PROVIDED DATA.
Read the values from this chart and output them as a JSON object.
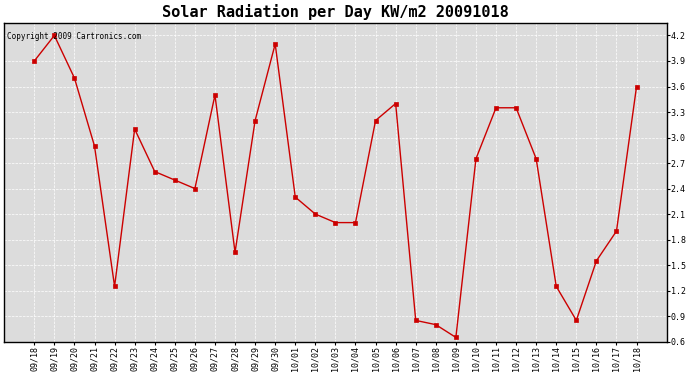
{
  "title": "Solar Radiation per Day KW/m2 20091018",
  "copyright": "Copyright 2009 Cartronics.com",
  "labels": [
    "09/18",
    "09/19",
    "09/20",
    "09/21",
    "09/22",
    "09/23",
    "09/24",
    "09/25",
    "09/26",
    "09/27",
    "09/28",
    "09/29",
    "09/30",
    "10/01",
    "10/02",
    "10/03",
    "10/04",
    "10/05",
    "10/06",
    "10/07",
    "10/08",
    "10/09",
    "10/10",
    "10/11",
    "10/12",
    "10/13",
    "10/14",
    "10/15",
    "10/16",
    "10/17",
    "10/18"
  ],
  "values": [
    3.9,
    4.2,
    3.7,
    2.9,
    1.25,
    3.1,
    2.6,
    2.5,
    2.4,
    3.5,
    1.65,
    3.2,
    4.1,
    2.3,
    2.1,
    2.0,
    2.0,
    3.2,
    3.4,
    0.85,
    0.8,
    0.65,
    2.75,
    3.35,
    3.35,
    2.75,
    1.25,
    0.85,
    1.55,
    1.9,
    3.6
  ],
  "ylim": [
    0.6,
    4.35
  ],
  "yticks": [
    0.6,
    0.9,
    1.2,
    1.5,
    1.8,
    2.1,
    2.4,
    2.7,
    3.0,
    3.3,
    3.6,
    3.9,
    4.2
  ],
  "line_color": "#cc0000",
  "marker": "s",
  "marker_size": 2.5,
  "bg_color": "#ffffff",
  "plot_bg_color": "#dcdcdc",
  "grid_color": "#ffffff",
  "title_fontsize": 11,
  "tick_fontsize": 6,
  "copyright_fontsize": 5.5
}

DO THIS. Transcribe the whole listing exactly. Pictures are excluded.

TASK SOLUTION.
Read the values from this chart and output them as a JSON object.
{
  "title": "Solar Radiation per Day KW/m2 20091018",
  "copyright": "Copyright 2009 Cartronics.com",
  "labels": [
    "09/18",
    "09/19",
    "09/20",
    "09/21",
    "09/22",
    "09/23",
    "09/24",
    "09/25",
    "09/26",
    "09/27",
    "09/28",
    "09/29",
    "09/30",
    "10/01",
    "10/02",
    "10/03",
    "10/04",
    "10/05",
    "10/06",
    "10/07",
    "10/08",
    "10/09",
    "10/10",
    "10/11",
    "10/12",
    "10/13",
    "10/14",
    "10/15",
    "10/16",
    "10/17",
    "10/18"
  ],
  "values": [
    3.9,
    4.2,
    3.7,
    2.9,
    1.25,
    3.1,
    2.6,
    2.5,
    2.4,
    3.5,
    1.65,
    3.2,
    4.1,
    2.3,
    2.1,
    2.0,
    2.0,
    3.2,
    3.4,
    0.85,
    0.8,
    0.65,
    2.75,
    3.35,
    3.35,
    2.75,
    1.25,
    0.85,
    1.55,
    1.9,
    3.6
  ],
  "ylim": [
    0.6,
    4.35
  ],
  "yticks": [
    0.6,
    0.9,
    1.2,
    1.5,
    1.8,
    2.1,
    2.4,
    2.7,
    3.0,
    3.3,
    3.6,
    3.9,
    4.2
  ],
  "line_color": "#cc0000",
  "marker": "s",
  "marker_size": 2.5,
  "bg_color": "#ffffff",
  "plot_bg_color": "#dcdcdc",
  "grid_color": "#ffffff",
  "title_fontsize": 11,
  "tick_fontsize": 6,
  "copyright_fontsize": 5.5
}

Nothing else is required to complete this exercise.